***** RECORDS FOR THE EXERCISE

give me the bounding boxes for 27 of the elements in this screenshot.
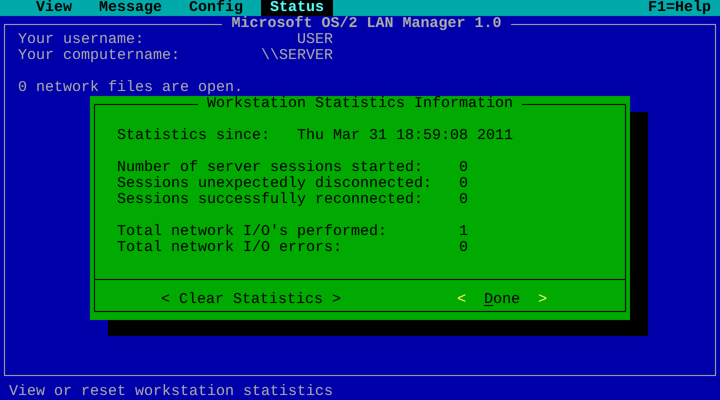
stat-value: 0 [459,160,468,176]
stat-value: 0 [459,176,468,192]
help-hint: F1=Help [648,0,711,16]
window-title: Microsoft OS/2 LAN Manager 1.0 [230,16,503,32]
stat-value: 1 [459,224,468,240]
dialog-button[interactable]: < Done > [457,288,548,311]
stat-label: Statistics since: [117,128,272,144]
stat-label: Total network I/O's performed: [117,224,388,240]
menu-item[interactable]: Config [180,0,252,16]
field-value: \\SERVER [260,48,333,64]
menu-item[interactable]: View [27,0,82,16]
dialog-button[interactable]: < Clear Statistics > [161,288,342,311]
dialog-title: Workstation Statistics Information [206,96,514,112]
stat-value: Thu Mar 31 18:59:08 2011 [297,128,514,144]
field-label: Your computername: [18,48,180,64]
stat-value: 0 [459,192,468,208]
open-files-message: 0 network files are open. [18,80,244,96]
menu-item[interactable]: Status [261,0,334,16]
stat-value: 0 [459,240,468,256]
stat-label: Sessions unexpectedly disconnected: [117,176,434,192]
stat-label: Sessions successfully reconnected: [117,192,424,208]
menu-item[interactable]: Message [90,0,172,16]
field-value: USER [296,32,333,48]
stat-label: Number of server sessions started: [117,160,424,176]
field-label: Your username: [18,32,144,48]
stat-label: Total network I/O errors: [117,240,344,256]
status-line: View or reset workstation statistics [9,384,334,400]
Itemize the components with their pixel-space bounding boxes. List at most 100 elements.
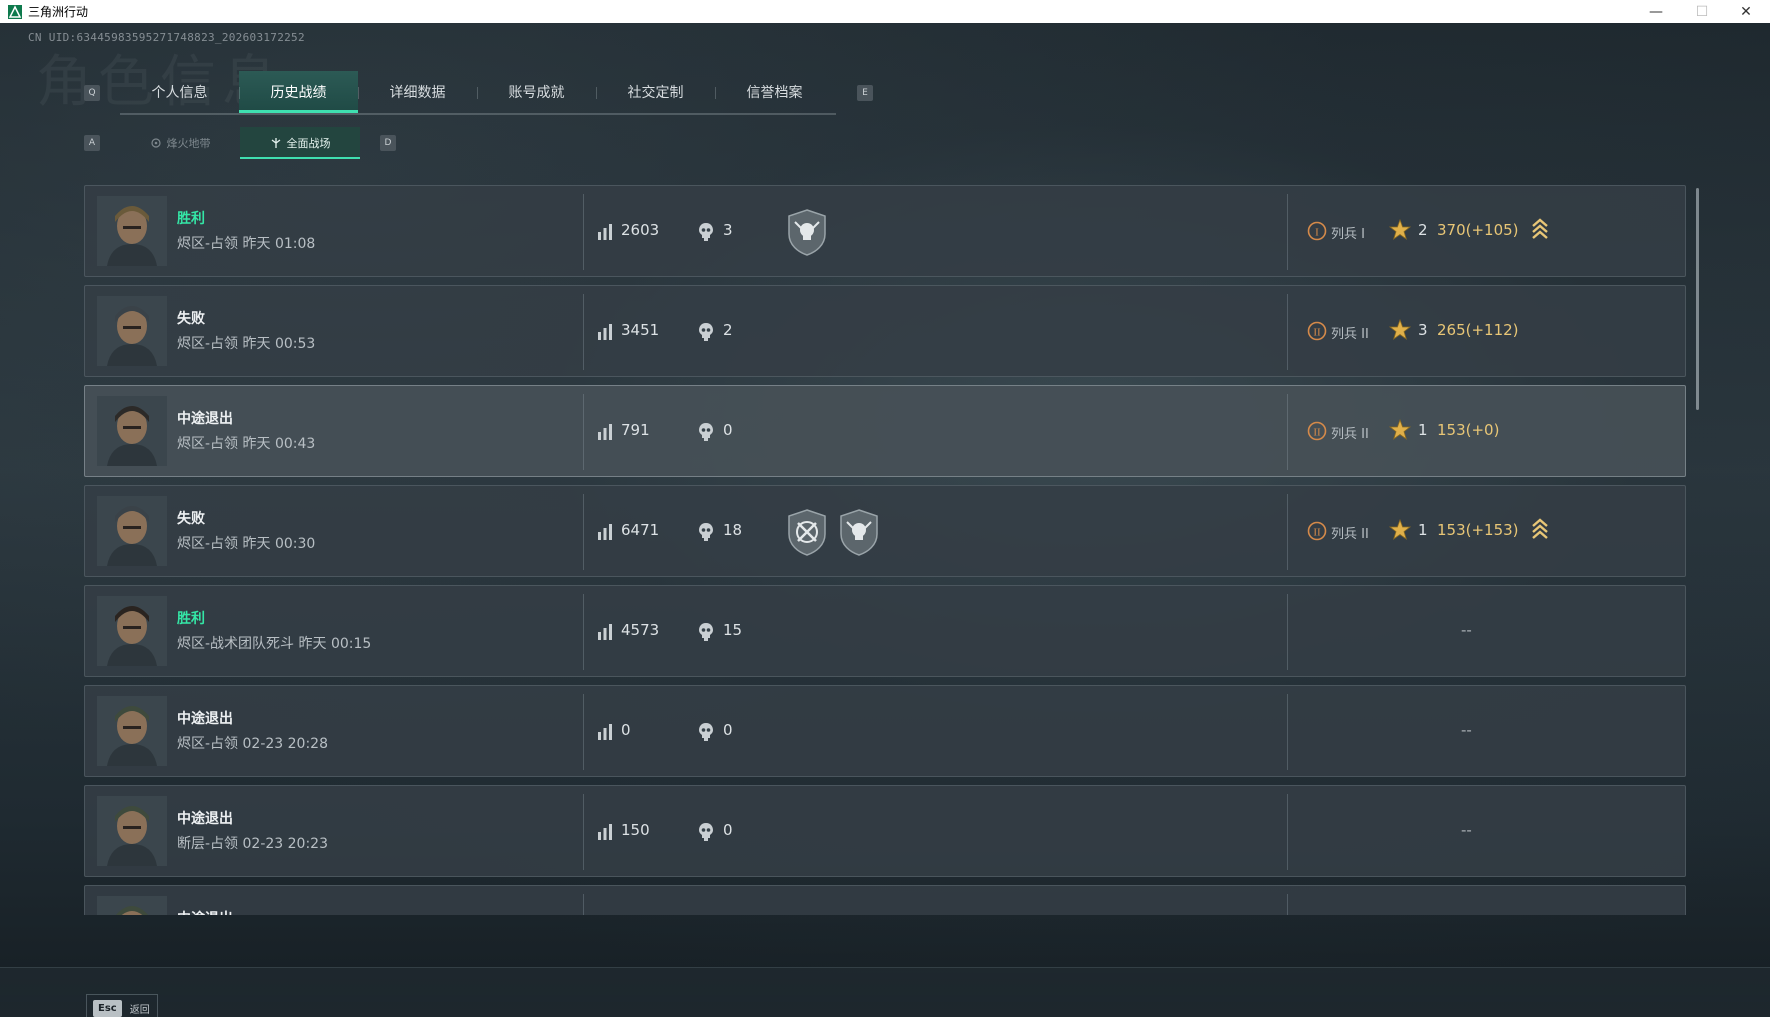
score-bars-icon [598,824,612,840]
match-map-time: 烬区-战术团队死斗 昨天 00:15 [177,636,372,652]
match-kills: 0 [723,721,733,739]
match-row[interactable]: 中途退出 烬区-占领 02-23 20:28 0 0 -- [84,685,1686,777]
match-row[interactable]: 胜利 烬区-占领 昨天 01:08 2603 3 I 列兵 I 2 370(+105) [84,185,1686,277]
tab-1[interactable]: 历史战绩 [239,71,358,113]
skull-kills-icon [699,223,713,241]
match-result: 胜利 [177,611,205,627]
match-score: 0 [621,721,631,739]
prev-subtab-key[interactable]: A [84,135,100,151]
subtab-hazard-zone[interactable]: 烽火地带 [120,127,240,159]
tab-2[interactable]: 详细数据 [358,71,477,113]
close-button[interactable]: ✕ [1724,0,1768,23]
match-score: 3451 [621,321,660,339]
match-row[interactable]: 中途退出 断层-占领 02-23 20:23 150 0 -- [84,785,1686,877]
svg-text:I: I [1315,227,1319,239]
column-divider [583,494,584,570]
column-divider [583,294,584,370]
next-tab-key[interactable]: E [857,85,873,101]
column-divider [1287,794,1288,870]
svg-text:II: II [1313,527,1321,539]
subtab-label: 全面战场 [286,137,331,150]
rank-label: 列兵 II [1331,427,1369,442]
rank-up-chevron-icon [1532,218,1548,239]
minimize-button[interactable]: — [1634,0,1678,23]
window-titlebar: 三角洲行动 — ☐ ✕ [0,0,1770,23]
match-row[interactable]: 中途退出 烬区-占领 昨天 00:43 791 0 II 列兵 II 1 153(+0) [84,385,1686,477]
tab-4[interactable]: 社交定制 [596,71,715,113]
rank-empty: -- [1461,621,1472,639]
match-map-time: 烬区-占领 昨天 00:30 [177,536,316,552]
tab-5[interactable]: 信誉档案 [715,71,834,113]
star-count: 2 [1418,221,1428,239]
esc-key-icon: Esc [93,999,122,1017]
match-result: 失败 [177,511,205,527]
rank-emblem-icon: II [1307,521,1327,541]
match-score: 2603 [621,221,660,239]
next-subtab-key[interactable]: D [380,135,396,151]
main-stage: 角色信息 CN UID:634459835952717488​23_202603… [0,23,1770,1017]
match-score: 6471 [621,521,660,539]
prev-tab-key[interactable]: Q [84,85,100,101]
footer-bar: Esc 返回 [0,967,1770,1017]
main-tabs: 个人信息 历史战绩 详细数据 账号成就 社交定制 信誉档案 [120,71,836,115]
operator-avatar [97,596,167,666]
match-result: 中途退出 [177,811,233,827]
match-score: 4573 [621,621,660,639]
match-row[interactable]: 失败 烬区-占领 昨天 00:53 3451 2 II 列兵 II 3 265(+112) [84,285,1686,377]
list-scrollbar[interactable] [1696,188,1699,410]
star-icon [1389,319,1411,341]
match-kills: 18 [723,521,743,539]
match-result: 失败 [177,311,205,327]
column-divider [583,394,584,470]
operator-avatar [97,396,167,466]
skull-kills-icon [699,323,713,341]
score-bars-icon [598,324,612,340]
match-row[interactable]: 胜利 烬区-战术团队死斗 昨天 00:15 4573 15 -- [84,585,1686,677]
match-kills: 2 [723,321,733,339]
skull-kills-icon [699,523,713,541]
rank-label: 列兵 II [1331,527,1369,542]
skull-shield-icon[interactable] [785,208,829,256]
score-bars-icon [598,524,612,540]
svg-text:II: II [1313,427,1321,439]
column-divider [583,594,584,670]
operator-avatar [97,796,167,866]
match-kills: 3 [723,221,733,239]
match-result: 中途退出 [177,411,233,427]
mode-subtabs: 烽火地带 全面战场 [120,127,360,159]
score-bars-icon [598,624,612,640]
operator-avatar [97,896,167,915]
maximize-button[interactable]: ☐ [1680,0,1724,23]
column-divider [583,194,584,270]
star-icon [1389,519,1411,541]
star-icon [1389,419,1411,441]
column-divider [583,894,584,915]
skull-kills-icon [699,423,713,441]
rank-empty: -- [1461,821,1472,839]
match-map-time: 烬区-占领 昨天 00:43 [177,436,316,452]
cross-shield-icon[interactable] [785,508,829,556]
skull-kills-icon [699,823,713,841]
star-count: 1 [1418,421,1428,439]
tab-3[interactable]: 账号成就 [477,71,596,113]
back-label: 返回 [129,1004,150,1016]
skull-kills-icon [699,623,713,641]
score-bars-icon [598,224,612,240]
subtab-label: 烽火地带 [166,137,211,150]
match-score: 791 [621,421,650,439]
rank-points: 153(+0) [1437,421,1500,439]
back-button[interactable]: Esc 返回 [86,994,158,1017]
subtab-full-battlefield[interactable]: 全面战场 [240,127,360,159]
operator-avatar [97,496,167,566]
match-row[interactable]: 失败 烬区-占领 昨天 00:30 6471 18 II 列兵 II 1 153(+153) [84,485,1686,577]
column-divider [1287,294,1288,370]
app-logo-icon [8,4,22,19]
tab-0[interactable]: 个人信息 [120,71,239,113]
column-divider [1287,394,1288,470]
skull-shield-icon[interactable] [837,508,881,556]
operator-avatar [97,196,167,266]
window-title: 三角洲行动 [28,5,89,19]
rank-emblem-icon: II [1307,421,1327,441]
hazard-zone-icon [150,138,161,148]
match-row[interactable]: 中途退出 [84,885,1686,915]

**********

▸ BRIEF:
Reproduce all of the material above line by line and without alteration, omitting the pictures.

▸ FINISHED EXERCISE:
give me the bounding boxes for 27 of the elements in this screenshot.
stat-value: 0 [459,160,468,176]
stat-value: 0 [459,176,468,192]
help-hint: F1=Help [648,0,711,16]
window-title: Microsoft OS/2 LAN Manager 1.0 [230,16,503,32]
stat-value: 1 [459,224,468,240]
dialog-button[interactable]: < Done > [457,288,548,311]
stat-label: Statistics since: [117,128,272,144]
stat-label: Total network I/O's performed: [117,224,388,240]
menu-item[interactable]: Config [180,0,252,16]
field-value: \\SERVER [260,48,333,64]
menu-item[interactable]: View [27,0,82,16]
dialog-button[interactable]: < Clear Statistics > [161,288,342,311]
dialog-title: Workstation Statistics Information [206,96,514,112]
stat-value: Thu Mar 31 18:59:08 2011 [297,128,514,144]
field-label: Your computername: [18,48,180,64]
stat-value: 0 [459,192,468,208]
open-files-message: 0 network files are open. [18,80,244,96]
menu-item[interactable]: Status [261,0,334,16]
stat-value: 0 [459,240,468,256]
stat-label: Sessions unexpectedly disconnected: [117,176,434,192]
stat-label: Sessions successfully reconnected: [117,192,424,208]
menu-item[interactable]: Message [90,0,172,16]
field-value: USER [296,32,333,48]
stat-label: Number of server sessions started: [117,160,424,176]
field-label: Your username: [18,32,144,48]
stat-label: Total network I/O errors: [117,240,344,256]
status-line: View or reset workstation statistics [9,384,334,400]
Itemize the components with their pixel-space bounding boxes. List at most 100 elements.
score-bars-icon [598,824,612,840]
match-map-time: 烬区-战术团队死斗 昨天 00:15 [177,636,372,652]
match-kills: 0 [723,721,733,739]
match-row[interactable]: 中途退出 烬区-占领 02-23 20:28 0 0 -- [84,685,1686,777]
match-row[interactable]: 胜利 烬区-占领 昨天 01:08 2603 3 I 列兵 I 2 370(+105) [84,185,1686,277]
tab-1[interactable]: 历史战绩 [239,71,358,113]
skull-kills-icon [699,223,713,241]
match-result: 胜利 [177,611,205,627]
match-score: 0 [621,721,631,739]
prev-subtab-key[interactable]: A [84,135,100,151]
subtab-hazard-zone[interactable]: 烽火地带 [120,127,240,159]
tab-2[interactable]: 详细数据 [358,71,477,113]
close-button[interactable]: ✕ [1724,0,1768,23]
match-score: 3451 [621,321,660,339]
match-row[interactable]: 中途退出 断层-占领 02-23 20:23 150 0 -- [84,785,1686,877]
svg-text:I: I [1315,227,1319,239]
column-divider [583,494,584,570]
column-divider [583,294,584,370]
next-tab-key[interactable]: E [857,85,873,101]
column-divider [1287,794,1288,870]
svg-text:II: II [1313,527,1321,539]
subtab-label: 全面战场 [286,137,331,150]
rank-label: 列兵 II [1331,427,1369,442]
rank-up-chevron-icon [1532,218,1548,239]
minimize-button[interactable]: — [1634,0,1678,23]
window-titlebar: 三角洲行动 — ☐ ✕ [0,0,1770,23]
match-row[interactable]: 中途退出 烬区-占领 昨天 00:43 791 0 II 列兵 II 1 153(+0) [84,385,1686,477]
tab-4[interactable]: 社交定制 [596,71,715,113]
rank-empty: -- [1461,621,1472,639]
match-map-time: 烬区-占领 昨天 00:30 [177,536,316,552]
tab-5[interactable]: 信誉档案 [715,71,834,113]
star-count: 2 [1418,221,1428,239]
esc-key-icon: Esc [93,999,122,1017]
match-result: 失败 [177,511,205,527]
rank-emblem-icon: II [1307,521,1327,541]
match-score: 2603 [621,221,660,239]
next-subtab-key[interactable]: D [380,135,396,151]
main-stage: 角色信息 CN UID:634459835952717488​23_202603… [0,23,1770,1017]
match-score: 6471 [621,521,660,539]
prev-tab-key[interactable]: Q [84,85,100,101]
footer-bar: Esc 返回 [0,967,1770,1017]
main-tabs: 个人信息 历史战绩 详细数据 账号成就 社交定制 信誉档案 [120,71,836,115]
operator-avatar [97,596,167,666]
match-result: 中途退出 [177,811,233,827]
match-score: 4573 [621,621,660,639]
match-row[interactable]: 失败 烬区-占领 昨天 00:53 3451 2 II 列兵 II 3 265(+112) [84,285,1686,377]
list-scrollbar[interactable] [1696,188,1699,410]
star-icon [1389,319,1411,341]
match-kills: 18 [723,521,743,539]
match-result: 失败 [177,311,205,327]
column-divider [583,394,584,470]
operator-avatar [97,396,167,466]
skull-kills-icon [699,323,713,341]
score-bars-icon [598,324,612,340]
match-row[interactable]: 胜利 烬区-战术团队死斗 昨天 00:15 4573 15 -- [84,585,1686,677]
match-kills: 2 [723,321,733,339]
skull-kills-icon [699,523,713,541]
rank-label: 列兵 II [1331,527,1369,542]
skull-shield-icon[interactable] [785,208,829,256]
score-bars-icon [598,524,612,540]
svg-text:II: II [1313,427,1321,439]
column-divider [583,594,584,670]
operator-avatar [97,796,167,866]
match-kills: 3 [723,221,733,239]
match-result: 中途退出 [177,411,233,427]
mode-subtabs: 烽火地带 全面战场 [120,127,360,159]
score-bars-icon [598,624,612,640]
operator-avatar [97,896,167,915]
maximize-button[interactable]: ☐ [1680,0,1724,23]
column-divider [583,194,584,270]
star-icon [1389,519,1411,541]
star-icon [1389,419,1411,441]
column-divider [583,894,584,915]
skull-kills-icon [699,423,713,441]
rank-empty: -- [1461,821,1472,839]
match-map-time: 烬区-占领 昨天 00:43 [177,436,316,452]
cross-shield-icon[interactable] [785,508,829,556]
skull-kills-icon [699,823,713,841]
star-count: 1 [1418,421,1428,439]
tab-3[interactable]: 账号成就 [477,71,596,113]
back-label: 返回 [129,1004,150,1016]
skull-kills-icon [699,623,713,641]
score-bars-icon [598,224,612,240]
subtab-label: 烽火地带 [166,137,211,150]
match-score: 791 [621,421,650,439]
rank-points: 153(+0) [1437,421,1500,439]
back-button[interactable]: Esc 返回 [86,994,158,1017]
subtab-full-battlefield[interactable]: 全面战场 [240,127,360,159]
operator-avatar [97,496,167,566]
match-row[interactable]: 失败 烬区-占领 昨天 00:30 6471 18 II 列兵 II 1 153(+153) [84,485,1686,577]
column-divider [1287,294,1288,370]
app-logo-icon [8,4,22,19]
tab-0[interactable]: 个人信息 [120,71,239,113]
column-divider [1287,394,1288,470]
skull-shield-icon[interactable] [837,508,881,556]
operator-avatar [97,196,167,266]
window-title: 三角洲行动 [28,5,89,19]
rank-emblem-icon: II [1307,421,1327,441]
hazard-zone-icon [150,138,161,148]
match-row[interactable]: 中途退出 [84,885,1686,915]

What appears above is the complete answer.